### Directive
Please give the data below again in full, exactly as it stands.

Saved entries
══════════

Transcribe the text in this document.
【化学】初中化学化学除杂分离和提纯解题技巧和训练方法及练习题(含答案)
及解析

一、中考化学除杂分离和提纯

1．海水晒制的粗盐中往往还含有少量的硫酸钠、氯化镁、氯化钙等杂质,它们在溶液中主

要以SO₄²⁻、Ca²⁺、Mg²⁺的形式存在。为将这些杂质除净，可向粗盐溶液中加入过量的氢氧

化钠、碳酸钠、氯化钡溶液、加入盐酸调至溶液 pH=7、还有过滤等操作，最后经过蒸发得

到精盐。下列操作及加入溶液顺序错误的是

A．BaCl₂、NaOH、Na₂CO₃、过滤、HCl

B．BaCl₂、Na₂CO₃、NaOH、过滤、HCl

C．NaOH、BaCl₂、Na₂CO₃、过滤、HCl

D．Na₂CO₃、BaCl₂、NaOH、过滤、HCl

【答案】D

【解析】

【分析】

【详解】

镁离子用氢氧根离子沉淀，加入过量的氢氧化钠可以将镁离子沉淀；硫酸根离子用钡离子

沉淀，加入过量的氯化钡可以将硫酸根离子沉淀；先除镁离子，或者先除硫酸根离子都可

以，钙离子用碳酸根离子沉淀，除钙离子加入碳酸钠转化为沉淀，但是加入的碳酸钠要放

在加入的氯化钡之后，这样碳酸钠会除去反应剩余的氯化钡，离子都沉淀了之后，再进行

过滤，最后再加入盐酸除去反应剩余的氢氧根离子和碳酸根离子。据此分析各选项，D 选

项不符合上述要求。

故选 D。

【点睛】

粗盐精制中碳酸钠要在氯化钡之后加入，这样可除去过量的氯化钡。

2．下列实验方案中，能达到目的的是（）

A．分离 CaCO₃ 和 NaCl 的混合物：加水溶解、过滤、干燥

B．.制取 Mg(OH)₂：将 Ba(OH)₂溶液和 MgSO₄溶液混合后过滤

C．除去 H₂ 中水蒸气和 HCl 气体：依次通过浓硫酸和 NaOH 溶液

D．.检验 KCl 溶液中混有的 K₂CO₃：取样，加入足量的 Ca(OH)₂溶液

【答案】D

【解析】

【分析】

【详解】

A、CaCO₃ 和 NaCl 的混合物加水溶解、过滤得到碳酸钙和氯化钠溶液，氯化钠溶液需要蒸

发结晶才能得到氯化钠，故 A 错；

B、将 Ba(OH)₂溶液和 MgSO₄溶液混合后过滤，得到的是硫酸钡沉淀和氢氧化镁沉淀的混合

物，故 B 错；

══════════

### Exercise solution
Transcribe the text in this document.
【化学】初中化学化学除杂分离和提纯解题技巧和训练方法及练习题(含答案)
及解析

一、中考化学除杂分离和提纯

1．海水晒制的粗盐中往往还含有少量的硫酸钠、氯化镁、氯化钙等杂质,它们在溶液中主

要以SO₄²⁻、Ca²⁺、Mg²⁺的形式存在。为将这些杂质除净，可向粗盐溶液中加入过量的氢氧

化钠、碳酸钠、氯化钡溶液、加入盐酸调至溶液 pH=7、还有过滤等操作，最后经过蒸发得

到精盐。下列操作及加入溶液顺序错误的是

A．BaCl₂、NaOH、Na₂CO₃、过滤、HCl

B．BaCl₂、Na₂CO₃、NaOH、过滤、HCl

C．NaOH、BaCl₂、Na₂CO₃、过滤、HCl

D．Na₂CO₃、BaCl₂、NaOH、过滤、HCl

【答案】D

【解析】

【分析】

【详解】

镁离子用氢氧根离子沉淀，加入过量的氢氧化钠可以将镁离子沉淀；硫酸根离子用钡离子

沉淀，加入过量的氯化钡可以将硫酸根离子沉淀；先除镁离子，或者先除硫酸根离子都可

以，钙离子用碳酸根离子沉淀，除钙离子加入碳酸钠转化为沉淀，但是加入的碳酸钠要放

在加入的氯化钡之后，这样碳酸钠会除去反应剩余的氯化钡，离子都沉淀了之后，再进行

过滤，最后再加入盐酸除去反应剩余的氢氧根离子和碳酸根离子。据此分析各选项，D 选

项不符合上述要求。

故选 D。

【点睛】

粗盐精制中碳酸钠要在氯化钡之后加入，这样可除去过量的氯化钡。

2．下列实验方案中，能达到目的的是（）

A．分离 CaCO₃ 和 NaCl 的混合物：加水溶解、过滤、干燥

B．.制取 Mg(OH)₂：将 Ba(OH)₂溶液和 MgSO₄溶液混合后过滤

C．除去 H₂ 中水蒸气和 HCl 气体：依次通过浓硫酸和 NaOH 溶液

D．.检验 KCl 溶液中混有的 K₂CO₃：取样，加入足量的 Ca(OH)₂溶液

【答案】D

【解析】

【分析】

【详解】

A、CaCO₃ 和 NaCl 的混合物加水溶解、过滤得到碳酸钙和氯化钠溶液，氯化钠溶液需要蒸

发结晶才能得到氯化钠，故 A 错；

B、将 Ba(OH)₂溶液和 MgSO₄溶液混合后过滤，得到的是硫酸钡沉淀和氢氧化镁沉淀的混合

物，故 B 错；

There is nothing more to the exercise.